Written problem: Only the number is wanted: count the lines in the data with "rate" in them.
## Begin The input
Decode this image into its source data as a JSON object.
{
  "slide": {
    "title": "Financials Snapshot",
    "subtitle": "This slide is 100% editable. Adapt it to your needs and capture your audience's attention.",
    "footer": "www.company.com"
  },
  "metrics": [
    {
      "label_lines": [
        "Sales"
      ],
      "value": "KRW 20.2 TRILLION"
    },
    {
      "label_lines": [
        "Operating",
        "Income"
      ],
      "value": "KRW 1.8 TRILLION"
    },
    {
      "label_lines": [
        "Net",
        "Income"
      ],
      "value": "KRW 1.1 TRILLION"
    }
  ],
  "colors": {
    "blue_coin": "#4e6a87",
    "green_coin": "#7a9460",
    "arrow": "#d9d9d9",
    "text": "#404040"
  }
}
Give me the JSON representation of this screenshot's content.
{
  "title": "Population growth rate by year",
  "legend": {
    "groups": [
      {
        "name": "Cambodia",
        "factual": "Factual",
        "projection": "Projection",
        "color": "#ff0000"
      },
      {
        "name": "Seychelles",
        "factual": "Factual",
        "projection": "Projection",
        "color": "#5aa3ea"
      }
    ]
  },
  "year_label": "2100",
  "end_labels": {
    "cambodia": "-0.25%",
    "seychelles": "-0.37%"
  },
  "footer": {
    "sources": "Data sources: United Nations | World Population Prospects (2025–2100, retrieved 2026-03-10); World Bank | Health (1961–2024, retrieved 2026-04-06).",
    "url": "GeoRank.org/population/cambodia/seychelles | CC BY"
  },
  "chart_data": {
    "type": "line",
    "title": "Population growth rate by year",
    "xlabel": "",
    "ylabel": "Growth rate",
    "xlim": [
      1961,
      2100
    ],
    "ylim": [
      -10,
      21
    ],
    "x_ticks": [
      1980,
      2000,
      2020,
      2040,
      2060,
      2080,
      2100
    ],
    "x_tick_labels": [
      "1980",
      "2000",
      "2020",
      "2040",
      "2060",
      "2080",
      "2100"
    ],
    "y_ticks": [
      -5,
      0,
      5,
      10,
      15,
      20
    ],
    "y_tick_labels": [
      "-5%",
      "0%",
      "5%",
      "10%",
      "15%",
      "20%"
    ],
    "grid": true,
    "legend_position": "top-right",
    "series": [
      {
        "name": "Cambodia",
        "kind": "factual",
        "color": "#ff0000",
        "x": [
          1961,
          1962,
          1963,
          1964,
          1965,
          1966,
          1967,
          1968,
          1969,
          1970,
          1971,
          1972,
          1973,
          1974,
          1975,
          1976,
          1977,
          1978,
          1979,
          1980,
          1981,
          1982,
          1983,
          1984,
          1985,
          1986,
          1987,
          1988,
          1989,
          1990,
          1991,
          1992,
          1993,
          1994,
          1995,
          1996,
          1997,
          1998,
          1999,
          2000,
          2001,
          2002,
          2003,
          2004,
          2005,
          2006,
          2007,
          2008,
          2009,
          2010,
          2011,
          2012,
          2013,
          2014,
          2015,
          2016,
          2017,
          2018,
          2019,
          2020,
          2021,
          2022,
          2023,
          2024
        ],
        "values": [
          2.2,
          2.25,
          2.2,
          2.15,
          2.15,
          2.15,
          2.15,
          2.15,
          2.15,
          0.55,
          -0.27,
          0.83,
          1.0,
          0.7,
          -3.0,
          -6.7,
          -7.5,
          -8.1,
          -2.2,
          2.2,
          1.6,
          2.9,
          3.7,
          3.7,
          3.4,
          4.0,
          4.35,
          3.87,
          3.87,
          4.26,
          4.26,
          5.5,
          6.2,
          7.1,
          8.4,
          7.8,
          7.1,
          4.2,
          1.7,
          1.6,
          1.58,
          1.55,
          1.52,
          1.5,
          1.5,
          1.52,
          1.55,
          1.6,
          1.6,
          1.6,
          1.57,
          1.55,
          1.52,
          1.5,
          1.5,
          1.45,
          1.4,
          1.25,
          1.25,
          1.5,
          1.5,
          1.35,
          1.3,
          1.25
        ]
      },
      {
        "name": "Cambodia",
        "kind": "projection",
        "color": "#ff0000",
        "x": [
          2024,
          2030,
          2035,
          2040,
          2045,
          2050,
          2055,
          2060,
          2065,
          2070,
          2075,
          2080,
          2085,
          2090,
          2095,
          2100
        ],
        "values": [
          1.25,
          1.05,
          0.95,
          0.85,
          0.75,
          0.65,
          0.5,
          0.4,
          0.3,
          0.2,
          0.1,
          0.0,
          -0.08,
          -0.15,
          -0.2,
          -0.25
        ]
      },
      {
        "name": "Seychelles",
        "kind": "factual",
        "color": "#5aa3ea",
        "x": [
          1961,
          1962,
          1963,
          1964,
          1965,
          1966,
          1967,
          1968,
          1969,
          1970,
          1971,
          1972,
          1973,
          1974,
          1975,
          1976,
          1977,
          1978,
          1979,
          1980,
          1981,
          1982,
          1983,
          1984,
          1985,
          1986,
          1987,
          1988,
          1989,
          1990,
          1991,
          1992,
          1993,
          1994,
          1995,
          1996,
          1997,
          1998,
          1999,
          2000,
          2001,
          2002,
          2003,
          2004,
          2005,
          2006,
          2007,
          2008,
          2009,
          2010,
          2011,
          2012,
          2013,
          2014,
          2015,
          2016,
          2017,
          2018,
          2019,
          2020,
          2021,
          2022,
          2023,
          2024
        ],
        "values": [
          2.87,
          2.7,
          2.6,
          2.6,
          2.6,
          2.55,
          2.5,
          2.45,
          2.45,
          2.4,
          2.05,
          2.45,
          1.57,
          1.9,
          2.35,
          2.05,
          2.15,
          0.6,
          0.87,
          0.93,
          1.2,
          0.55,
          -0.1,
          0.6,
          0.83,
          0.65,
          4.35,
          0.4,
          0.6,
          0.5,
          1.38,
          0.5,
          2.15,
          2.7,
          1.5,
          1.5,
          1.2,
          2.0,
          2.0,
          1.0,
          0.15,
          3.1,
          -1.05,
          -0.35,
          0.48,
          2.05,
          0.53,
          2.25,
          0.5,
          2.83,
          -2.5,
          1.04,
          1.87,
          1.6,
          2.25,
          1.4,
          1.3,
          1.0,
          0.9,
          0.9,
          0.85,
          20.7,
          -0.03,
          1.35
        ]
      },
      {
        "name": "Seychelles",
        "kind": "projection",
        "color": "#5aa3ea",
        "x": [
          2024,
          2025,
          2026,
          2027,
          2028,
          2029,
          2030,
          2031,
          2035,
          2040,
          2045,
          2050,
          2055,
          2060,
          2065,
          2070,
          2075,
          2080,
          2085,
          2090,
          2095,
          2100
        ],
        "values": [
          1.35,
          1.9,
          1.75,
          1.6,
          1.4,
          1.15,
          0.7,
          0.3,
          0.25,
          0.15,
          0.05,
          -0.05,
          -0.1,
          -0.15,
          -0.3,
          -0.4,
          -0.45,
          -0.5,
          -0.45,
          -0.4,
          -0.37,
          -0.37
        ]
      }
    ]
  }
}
## End The input
The response: 3